Collection entries:
▽

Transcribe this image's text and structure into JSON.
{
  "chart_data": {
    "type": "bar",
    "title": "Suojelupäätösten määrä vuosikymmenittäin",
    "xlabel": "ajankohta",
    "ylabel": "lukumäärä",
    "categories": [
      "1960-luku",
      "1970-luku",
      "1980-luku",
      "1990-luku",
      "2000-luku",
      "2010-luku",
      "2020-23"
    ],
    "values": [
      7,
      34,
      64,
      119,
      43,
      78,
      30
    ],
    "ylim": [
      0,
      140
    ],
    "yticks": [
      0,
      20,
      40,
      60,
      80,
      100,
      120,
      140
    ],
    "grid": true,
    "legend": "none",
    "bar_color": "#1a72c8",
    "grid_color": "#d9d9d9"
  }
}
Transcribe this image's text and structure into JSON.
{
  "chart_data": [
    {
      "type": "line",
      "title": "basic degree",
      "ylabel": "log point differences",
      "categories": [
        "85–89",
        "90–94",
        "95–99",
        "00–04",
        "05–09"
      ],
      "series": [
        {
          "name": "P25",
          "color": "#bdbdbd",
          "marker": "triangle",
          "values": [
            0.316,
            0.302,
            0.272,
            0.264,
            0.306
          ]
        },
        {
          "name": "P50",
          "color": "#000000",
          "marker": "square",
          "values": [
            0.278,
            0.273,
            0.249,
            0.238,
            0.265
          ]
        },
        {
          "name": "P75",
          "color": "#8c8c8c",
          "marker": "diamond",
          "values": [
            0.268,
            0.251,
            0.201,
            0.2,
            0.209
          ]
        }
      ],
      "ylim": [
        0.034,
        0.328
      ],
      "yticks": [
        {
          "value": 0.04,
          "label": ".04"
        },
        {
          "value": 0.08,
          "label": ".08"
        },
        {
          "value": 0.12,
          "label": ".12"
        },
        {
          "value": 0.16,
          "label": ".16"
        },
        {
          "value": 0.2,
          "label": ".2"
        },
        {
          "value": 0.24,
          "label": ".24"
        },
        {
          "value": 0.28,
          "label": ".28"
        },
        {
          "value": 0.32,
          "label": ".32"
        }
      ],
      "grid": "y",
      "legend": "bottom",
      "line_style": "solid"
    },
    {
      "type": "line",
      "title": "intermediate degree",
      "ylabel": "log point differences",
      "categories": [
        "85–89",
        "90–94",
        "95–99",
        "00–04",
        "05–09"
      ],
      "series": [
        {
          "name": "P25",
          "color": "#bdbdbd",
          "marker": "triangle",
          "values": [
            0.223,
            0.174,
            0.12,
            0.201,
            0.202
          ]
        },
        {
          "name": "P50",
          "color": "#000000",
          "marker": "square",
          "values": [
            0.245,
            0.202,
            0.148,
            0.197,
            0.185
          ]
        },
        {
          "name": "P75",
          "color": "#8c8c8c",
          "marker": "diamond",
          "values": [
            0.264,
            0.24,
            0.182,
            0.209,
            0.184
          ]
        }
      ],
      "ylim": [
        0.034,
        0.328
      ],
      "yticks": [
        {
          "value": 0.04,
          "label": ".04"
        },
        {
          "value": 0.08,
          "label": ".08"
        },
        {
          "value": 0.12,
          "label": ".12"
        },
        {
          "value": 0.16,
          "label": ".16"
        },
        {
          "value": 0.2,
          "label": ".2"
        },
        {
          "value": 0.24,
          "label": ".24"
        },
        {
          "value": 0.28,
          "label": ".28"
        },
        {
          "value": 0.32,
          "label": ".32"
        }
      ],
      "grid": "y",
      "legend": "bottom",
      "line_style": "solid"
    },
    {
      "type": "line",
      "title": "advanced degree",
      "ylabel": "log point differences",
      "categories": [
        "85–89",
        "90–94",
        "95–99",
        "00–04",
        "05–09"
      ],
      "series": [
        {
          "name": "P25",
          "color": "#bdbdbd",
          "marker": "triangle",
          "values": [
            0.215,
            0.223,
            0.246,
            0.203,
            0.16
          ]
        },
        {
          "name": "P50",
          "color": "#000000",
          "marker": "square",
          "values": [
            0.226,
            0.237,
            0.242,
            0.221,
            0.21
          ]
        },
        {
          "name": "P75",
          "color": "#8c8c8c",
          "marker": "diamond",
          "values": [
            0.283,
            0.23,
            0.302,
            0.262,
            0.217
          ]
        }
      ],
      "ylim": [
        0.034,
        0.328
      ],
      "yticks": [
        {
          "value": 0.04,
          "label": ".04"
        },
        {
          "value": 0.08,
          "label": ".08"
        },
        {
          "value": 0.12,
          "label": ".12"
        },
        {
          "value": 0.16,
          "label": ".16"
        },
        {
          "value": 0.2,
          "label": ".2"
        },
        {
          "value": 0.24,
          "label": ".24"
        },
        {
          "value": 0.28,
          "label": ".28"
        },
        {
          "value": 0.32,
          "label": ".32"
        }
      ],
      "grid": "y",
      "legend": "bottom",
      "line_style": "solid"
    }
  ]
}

△

**Stated problem:**
Repeat every record exactly as written, please.

**Final result:**
Transcribe this image's text and structure into JSON.
{
  "chart_data": {
    "type": "bar",
    "title": "Suojelupäätösten määrä vuosikymmenittäin",
    "xlabel": "ajankohta",
    "ylabel": "lukumäärä",
    "categories": [
      "1960-luku",
      "1970-luku",
      "1980-luku",
      "1990-luku",
      "2000-luku",
      "2010-luku",
      "2020-23"
    ],
    "values": [
      7,
      34,
      64,
      119,
      43,
      78,
      30
    ],
    "ylim": [
      0,
      140
    ],
    "yticks": [
      0,
      20,
      40,
      60,
      80,
      100,
      120,
      140
    ],
    "grid": true,
    "legend": "none",
    "bar_color": "#1a72c8",
    "grid_color": "#d9d9d9"
  }
}
Transcribe this image's text and structure into JSON.
{
  "chart_data": [
    {
      "type": "line",
      "title": "basic degree",
      "ylabel": "log point differences",
      "categories": [
        "85–89",
        "90–94",
        "95–99",
        "00–04",
        "05–09"
      ],
      "series": [
        {
          "name": "P25",
          "color": "#bdbdbd",
          "marker": "triangle",
          "values": [
            0.316,
            0.302,
            0.272,
            0.264,
            0.306
          ]
        },
        {
          "name": "P50",
          "color": "#000000",
          "marker": "square",
          "values": [
            0.278,
            0.273,
            0.249,
            0.238,
            0.265
          ]
        },
        {
          "name": "P75",
          "color": "#8c8c8c",
          "marker": "diamond",
          "values": [
            0.268,
            0.251,
            0.201,
            0.2,
            0.209
          ]
        }
      ],
      "ylim": [
        0.034,
        0.328
      ],
      "yticks": [
        {
          "value": 0.04,
          "label": ".04"
        },
        {
          "value": 0.08,
          "label": ".08"
        },
        {
          "value": 0.12,
          "label": ".12"
        },
        {
          "value": 0.16,
          "label": ".16"
        },
        {
          "value": 0.2,
          "label": ".2"
        },
        {
          "value": 0.24,
          "label": ".24"
        },
        {
          "value": 0.28,
          "label": ".28"
        },
        {
          "value": 0.32,
          "label": ".32"
        }
      ],
      "grid": "y",
      "legend": "bottom",
      "line_style": "solid"
    },
    {
      "type": "line",
      "title": "intermediate degree",
      "ylabel": "log point differences",
      "categories": [
        "85–89",
        "90–94",
        "95–99",
        "00–04",
        "05–09"
      ],
      "series": [
        {
          "name": "P25",
          "color": "#bdbdbd",
          "marker": "triangle",
          "values": [
            0.223,
            0.174,
            0.12,
            0.201,
            0.202
          ]
        },
        {
          "name": "P50",
          "color": "#000000",
          "marker": "square",
          "values": [
            0.245,
            0.202,
            0.148,
            0.197,
            0.185
          ]
        },
        {
          "name": "P75",
          "color": "#8c8c8c",
          "marker": "diamond",
          "values": [
            0.264,
            0.24,
            0.182,
            0.209,
            0.184
          ]
        }
      ],
      "ylim": [
        0.034,
        0.328
      ],
      "yticks": [
        {
          "value": 0.04,
          "label": ".04"
        },
        {
          "value": 0.08,
          "label": ".08"
        },
        {
          "value": 0.12,
          "label": ".12"
        },
        {
          "value": 0.16,
          "label": ".16"
        },
        {
          "value": 0.2,
          "label": ".2"
        },
        {
          "value": 0.24,
          "label": ".24"
        },
        {
          "value": 0.28,
          "label": ".28"
        },
        {
          "value": 0.32,
          "label": ".32"
        }
      ],
      "grid": "y",
      "legend": "bottom",
      "line_style": "solid"
    },
    {
      "type": "line",
      "title": "advanced degree",
      "ylabel": "log point differences",
      "categories": [
        "85–89",
        "90–94",
        "95–99",
        "00–04",
        "05–09"
      ],
      "series": [
        {
          "name": "P25",
          "color": "#bdbdbd",
          "marker": "triangle",
          "values": [
            0.215,
            0.223,
            0.246,
            0.203,
            0.16
          ]
        },
        {
          "name": "P50",
          "color": "#000000",
          "marker": "square",
          "values": [
            0.226,
            0.237,
            0.242,
            0.221,
            0.21
          ]
        },
        {
          "name": "P75",
          "color": "#8c8c8c",
          "marker": "diamond",
          "values": [
            0.283,
            0.23,
            0.302,
            0.262,
            0.217
          ]
        }
      ],
      "ylim": [
        0.034,
        0.328
      ],
      "yticks": [
        {
          "value": 0.04,
          "label": ".04"
        },
        {
          "value": 0.08,
          "label": ".08"
        },
        {
          "value": 0.12,
          "label": ".12"
        },
        {
          "value": 0.16,
          "label": ".16"
        },
        {
          "value": 0.2,
          "label": ".2"
        },
        {
          "value": 0.24,
          "label": ".24"
        },
        {
          "value": 0.28,
          "label": ".28"
        },
        {
          "value": 0.32,
          "label": ".32"
        }
      ],
      "grid": "y",
      "legend": "bottom",
      "line_style": "solid"
    }
  ]
}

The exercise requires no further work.